Transcribe every line, keeping it exact.
○ ○ ○
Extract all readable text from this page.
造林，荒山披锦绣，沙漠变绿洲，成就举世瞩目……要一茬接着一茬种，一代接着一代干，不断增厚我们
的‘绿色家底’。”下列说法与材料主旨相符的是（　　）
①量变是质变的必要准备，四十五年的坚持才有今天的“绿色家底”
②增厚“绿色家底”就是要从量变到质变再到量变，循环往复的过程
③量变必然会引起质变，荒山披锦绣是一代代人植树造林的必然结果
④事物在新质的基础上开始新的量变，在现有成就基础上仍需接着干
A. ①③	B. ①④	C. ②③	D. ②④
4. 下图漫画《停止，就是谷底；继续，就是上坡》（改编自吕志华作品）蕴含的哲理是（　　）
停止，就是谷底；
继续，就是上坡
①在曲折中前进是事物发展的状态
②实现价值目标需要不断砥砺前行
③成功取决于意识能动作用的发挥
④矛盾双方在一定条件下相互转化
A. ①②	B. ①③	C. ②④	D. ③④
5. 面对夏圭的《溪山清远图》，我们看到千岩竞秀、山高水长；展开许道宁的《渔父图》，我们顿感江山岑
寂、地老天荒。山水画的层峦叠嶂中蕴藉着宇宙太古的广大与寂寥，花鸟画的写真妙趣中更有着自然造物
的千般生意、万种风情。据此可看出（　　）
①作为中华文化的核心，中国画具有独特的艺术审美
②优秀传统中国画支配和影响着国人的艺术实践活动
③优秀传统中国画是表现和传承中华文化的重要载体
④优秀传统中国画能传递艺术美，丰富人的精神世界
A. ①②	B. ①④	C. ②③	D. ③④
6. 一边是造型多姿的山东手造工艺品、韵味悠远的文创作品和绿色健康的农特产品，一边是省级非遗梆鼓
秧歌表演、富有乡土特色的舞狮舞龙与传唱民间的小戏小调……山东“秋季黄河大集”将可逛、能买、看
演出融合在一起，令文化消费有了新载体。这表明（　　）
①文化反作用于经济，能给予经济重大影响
○ ○ ○
● REPLY:
Extract all readable text from this page.
造林，荒山披锦绣，沙漠变绿洲，成就举世瞩目……要一茬接着一茬种，一代接着一代干，不断增厚我们
的‘绿色家底’。”下列说法与材料主旨相符的是（　　）
①量变是质变的必要准备，四十五年的坚持才有今天的“绿色家底”
②增厚“绿色家底”就是要从量变到质变再到量变，循环往复的过程
③量变必然会引起质变，荒山披锦绣是一代代人植树造林的必然结果
④事物在新质的基础上开始新的量变，在现有成就基础上仍需接着干
A. ①③	B. ①④	C. ②③	D. ②④
4. 下图漫画《停止，就是谷底；继续，就是上坡》（改编自吕志华作品）蕴含的哲理是（　　）
停止，就是谷底；
继续，就是上坡
①在曲折中前进是事物发展的状态
②实现价值目标需要不断砥砺前行
③成功取决于意识能动作用的发挥
④矛盾双方在一定条件下相互转化
A. ①②	B. ①③	C. ②④	D. ③④
5. 面对夏圭的《溪山清远图》，我们看到千岩竞秀、山高水长；展开许道宁的《渔父图》，我们顿感江山岑
寂、地老天荒。山水画的层峦叠嶂中蕴藉着宇宙太古的广大与寂寥，花鸟画的写真妙趣中更有着自然造物
的千般生意、万种风情。据此可看出（　　）
①作为中华文化的核心，中国画具有独特的艺术审美
②优秀传统中国画支配和影响着国人的艺术实践活动
③优秀传统中国画是表现和传承中华文化的重要载体
④优秀传统中国画能传递艺术美，丰富人的精神世界
A. ①②	B. ①④	C. ②③	D. ③④
6. 一边是造型多姿的山东手造工艺品、韵味悠远的文创作品和绿色健康的农特产品，一边是省级非遗梆鼓
秧歌表演、富有乡土特色的舞狮舞龙与传唱民间的小戏小调……山东“秋季黄河大集”将可逛、能买、看
演出融合在一起，令文化消费有了新载体。这表明（　　）
①文化反作用于经济，能给予经济重大影响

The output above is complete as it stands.